THE TASK: Repeat each line word for word.

## begin INPUT MATERIAL

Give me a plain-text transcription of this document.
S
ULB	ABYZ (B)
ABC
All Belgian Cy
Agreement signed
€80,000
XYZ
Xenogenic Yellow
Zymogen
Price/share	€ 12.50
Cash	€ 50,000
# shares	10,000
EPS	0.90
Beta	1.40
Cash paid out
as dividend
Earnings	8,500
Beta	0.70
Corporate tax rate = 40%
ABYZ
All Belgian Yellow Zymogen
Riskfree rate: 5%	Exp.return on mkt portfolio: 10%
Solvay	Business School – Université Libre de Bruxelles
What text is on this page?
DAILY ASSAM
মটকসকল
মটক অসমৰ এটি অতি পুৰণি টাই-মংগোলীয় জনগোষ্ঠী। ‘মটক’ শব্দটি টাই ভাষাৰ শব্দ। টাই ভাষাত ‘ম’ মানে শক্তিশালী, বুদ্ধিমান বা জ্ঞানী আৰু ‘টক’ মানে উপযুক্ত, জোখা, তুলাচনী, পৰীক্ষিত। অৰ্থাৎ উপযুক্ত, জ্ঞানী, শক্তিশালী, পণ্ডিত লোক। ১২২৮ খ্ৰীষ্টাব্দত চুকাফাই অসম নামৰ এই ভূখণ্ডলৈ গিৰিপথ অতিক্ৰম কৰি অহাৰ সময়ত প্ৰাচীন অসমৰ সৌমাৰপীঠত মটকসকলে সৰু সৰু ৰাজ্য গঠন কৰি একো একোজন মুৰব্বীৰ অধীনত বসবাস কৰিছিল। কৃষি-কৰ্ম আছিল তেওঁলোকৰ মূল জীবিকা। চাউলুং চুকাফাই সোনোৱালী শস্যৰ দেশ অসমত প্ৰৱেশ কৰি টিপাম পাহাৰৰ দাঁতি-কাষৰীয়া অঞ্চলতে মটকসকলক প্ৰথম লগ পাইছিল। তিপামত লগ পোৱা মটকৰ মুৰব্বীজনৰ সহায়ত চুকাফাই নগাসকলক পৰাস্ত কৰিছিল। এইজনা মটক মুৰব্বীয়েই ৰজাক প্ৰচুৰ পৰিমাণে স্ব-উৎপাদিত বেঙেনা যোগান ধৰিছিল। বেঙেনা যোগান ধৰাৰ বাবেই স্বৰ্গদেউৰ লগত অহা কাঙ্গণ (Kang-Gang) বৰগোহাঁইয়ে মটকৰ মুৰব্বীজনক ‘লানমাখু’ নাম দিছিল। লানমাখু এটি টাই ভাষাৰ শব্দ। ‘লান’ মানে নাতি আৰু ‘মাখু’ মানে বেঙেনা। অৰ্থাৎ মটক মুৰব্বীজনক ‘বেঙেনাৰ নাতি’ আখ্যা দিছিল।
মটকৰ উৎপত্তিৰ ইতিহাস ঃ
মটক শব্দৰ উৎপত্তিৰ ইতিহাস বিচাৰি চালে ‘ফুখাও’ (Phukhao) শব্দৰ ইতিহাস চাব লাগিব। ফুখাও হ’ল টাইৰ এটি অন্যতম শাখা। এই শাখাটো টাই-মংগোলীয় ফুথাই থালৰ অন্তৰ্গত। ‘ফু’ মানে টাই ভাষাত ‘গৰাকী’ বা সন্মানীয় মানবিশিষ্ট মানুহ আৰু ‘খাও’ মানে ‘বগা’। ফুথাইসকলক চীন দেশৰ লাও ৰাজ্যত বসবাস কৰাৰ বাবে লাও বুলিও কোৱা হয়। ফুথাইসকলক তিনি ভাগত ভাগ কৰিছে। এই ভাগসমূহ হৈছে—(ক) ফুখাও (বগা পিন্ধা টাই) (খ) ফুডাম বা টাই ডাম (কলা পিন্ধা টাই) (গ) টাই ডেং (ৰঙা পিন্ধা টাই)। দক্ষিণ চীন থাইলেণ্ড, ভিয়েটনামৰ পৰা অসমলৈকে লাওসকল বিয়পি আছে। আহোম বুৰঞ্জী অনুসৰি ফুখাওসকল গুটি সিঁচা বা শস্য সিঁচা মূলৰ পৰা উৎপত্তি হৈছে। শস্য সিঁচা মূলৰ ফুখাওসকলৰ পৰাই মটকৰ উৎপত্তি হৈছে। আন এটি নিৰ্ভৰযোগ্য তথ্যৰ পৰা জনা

## end INPUT MATERIAL

EXERCISE ANSWER:
Give me a plain-text transcription of this document.
S
ULB	ABYZ (B)
ABC
All Belgian Cy
Agreement signed
€80,000
XYZ
Xenogenic Yellow
Zymogen
Price/share	€ 12.50
Cash	€ 50,000
# shares	10,000
EPS	0.90
Beta	1.40
Cash paid out
as dividend
Earnings	8,500
Beta	0.70
Corporate tax rate = 40%
ABYZ
All Belgian Yellow Zymogen
Riskfree rate: 5%	Exp.return on mkt portfolio: 10%
Solvay	Business School – Université Libre de Bruxelles
What text is on this page?
DAILY ASSAM
মটকসকল
মটক অসমৰ এটি অতি পুৰণি টাই-মংগোলীয় জনগোষ্ঠী। ‘মটক’ শব্দটি টাই ভাষাৰ শব্দ। টাই ভাষাত ‘ম’ মানে শক্তিশালী, বুদ্ধিমান বা জ্ঞানী আৰু ‘টক’ মানে উপযুক্ত, জোখা, তুলাচনী, পৰীক্ষিত। অৰ্থাৎ উপযুক্ত, জ্ঞানী, শক্তিশালী, পণ্ডিত লোক। ১২২৮ খ্ৰীষ্টাব্দত চুকাফাই অসম নামৰ এই ভূখণ্ডলৈ গিৰিপথ অতিক্ৰম কৰি অহাৰ সময়ত প্ৰাচীন অসমৰ সৌমাৰপীঠত মটকসকলে সৰু সৰু ৰাজ্য গঠন কৰি একো একোজন মুৰব্বীৰ অধীনত বসবাস কৰিছিল। কৃষি-কৰ্ম আছিল তেওঁলোকৰ মূল জীবিকা। চাউলুং চুকাফাই সোনোৱালী শস্যৰ দেশ অসমত প্ৰৱেশ কৰি টিপাম পাহাৰৰ দাঁতি-কাষৰীয়া অঞ্চলতে মটকসকলক প্ৰথম লগ পাইছিল। তিপামত লগ পোৱা মটকৰ মুৰব্বীজনৰ সহায়ত চুকাফাই নগাসকলক পৰাস্ত কৰিছিল। এইজনা মটক মুৰব্বীয়েই ৰজাক প্ৰচুৰ পৰিমাণে স্ব-উৎপাদিত বেঙেনা যোগান ধৰিছিল। বেঙেনা যোগান ধৰাৰ বাবেই স্বৰ্গদেউৰ লগত অহা কাঙ্গণ (Kang-Gang) বৰগোহাঁইয়ে মটকৰ মুৰব্বীজনক ‘লানমাখু’ নাম দিছিল। লানমাখু এটি টাই ভাষাৰ শব্দ। ‘লান’ মানে নাতি আৰু ‘মাখু’ মানে বেঙেনা। অৰ্থাৎ মটক মুৰব্বীজনক ‘বেঙেনাৰ নাতি’ আখ্যা দিছিল।
মটকৰ উৎপত্তিৰ ইতিহাস ঃ
মটক শব্দৰ উৎপত্তিৰ ইতিহাস বিচাৰি চালে ‘ফুখাও’ (Phukhao) শব্দৰ ইতিহাস চাব লাগিব। ফুখাও হ’ল টাইৰ এটি অন্যতম শাখা। এই শাখাটো টাই-মংগোলীয় ফুথাই থালৰ অন্তৰ্গত। ‘ফু’ মানে টাই ভাষাত ‘গৰাকী’ বা সন্মানীয় মানবিশিষ্ট মানুহ আৰু ‘খাও’ মানে ‘বগা’। ফুথাইসকলক চীন দেশৰ লাও ৰাজ্যত বসবাস কৰাৰ বাবে লাও বুলিও কোৱা হয়। ফুথাইসকলক তিনি ভাগত ভাগ কৰিছে। এই ভাগসমূহ হৈছে—(ক) ফুখাও (বগা পিন্ধা টাই) (খ) ফুডাম বা টাই ডাম (কলা পিন্ধা টাই) (গ) টাই ডেং (ৰঙা পিন্ধা টাই)। দক্ষিণ চীন থাইলেণ্ড, ভিয়েটনামৰ পৰা অসমলৈকে লাওসকল বিয়পি আছে। আহোম বুৰঞ্জী অনুসৰি ফুখাওসকল গুটি সিঁচা বা শস্য সিঁচা মূলৰ পৰা উৎপত্তি হৈছে। শস্য সিঁচা মূলৰ ফুখাওসকলৰ পৰাই মটকৰ উৎপত্তি হৈছে। আন এটি নিৰ্ভৰযোগ্য তথ্যৰ পৰা জনা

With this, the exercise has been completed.